▶ _Objective_: Determine how many lines include the word "children", then give that number and nothing more.

Source data:
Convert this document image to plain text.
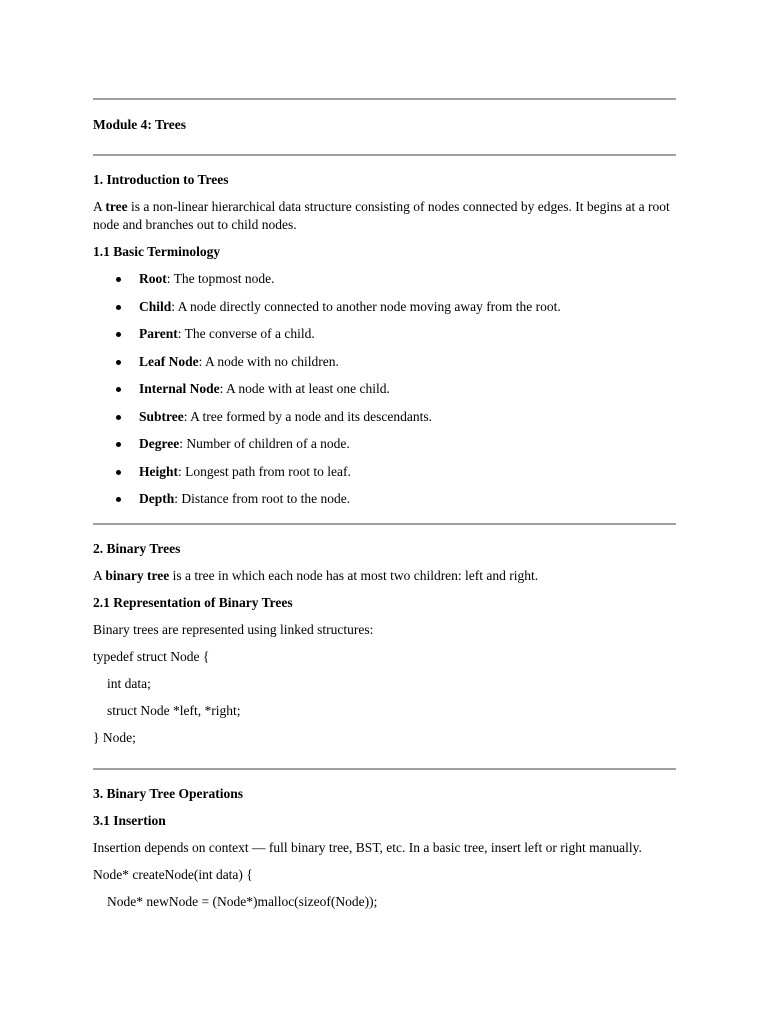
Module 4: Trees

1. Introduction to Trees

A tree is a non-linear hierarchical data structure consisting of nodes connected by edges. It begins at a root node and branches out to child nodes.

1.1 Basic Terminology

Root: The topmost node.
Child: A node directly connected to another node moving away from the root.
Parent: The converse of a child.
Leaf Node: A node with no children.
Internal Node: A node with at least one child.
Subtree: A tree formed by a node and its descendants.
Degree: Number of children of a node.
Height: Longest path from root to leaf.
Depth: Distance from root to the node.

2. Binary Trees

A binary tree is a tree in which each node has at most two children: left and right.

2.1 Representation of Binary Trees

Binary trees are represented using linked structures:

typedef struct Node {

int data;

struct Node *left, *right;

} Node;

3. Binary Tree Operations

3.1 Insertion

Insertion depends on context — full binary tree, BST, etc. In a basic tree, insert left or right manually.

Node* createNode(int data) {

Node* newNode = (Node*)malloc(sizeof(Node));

* * *

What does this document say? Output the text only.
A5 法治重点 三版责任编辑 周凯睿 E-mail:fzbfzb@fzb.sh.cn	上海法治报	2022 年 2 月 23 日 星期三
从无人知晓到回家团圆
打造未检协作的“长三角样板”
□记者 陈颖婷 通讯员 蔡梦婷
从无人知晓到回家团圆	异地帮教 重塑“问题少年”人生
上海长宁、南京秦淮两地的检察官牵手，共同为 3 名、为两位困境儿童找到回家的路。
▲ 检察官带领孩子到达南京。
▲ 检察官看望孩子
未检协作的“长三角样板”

--

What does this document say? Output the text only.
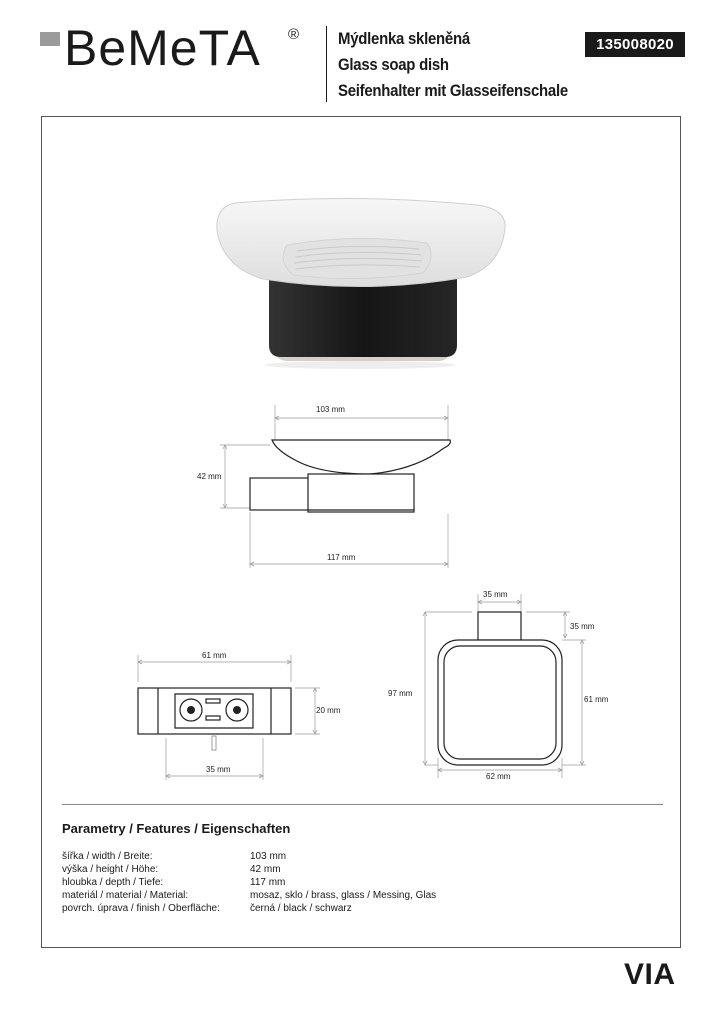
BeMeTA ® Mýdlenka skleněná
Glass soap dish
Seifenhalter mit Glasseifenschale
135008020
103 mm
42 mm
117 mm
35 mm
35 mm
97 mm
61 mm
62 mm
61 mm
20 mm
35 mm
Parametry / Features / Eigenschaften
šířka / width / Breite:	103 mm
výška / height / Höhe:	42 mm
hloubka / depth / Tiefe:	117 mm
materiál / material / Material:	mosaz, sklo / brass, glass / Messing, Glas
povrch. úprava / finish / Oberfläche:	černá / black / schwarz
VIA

▶ _Written response_: 3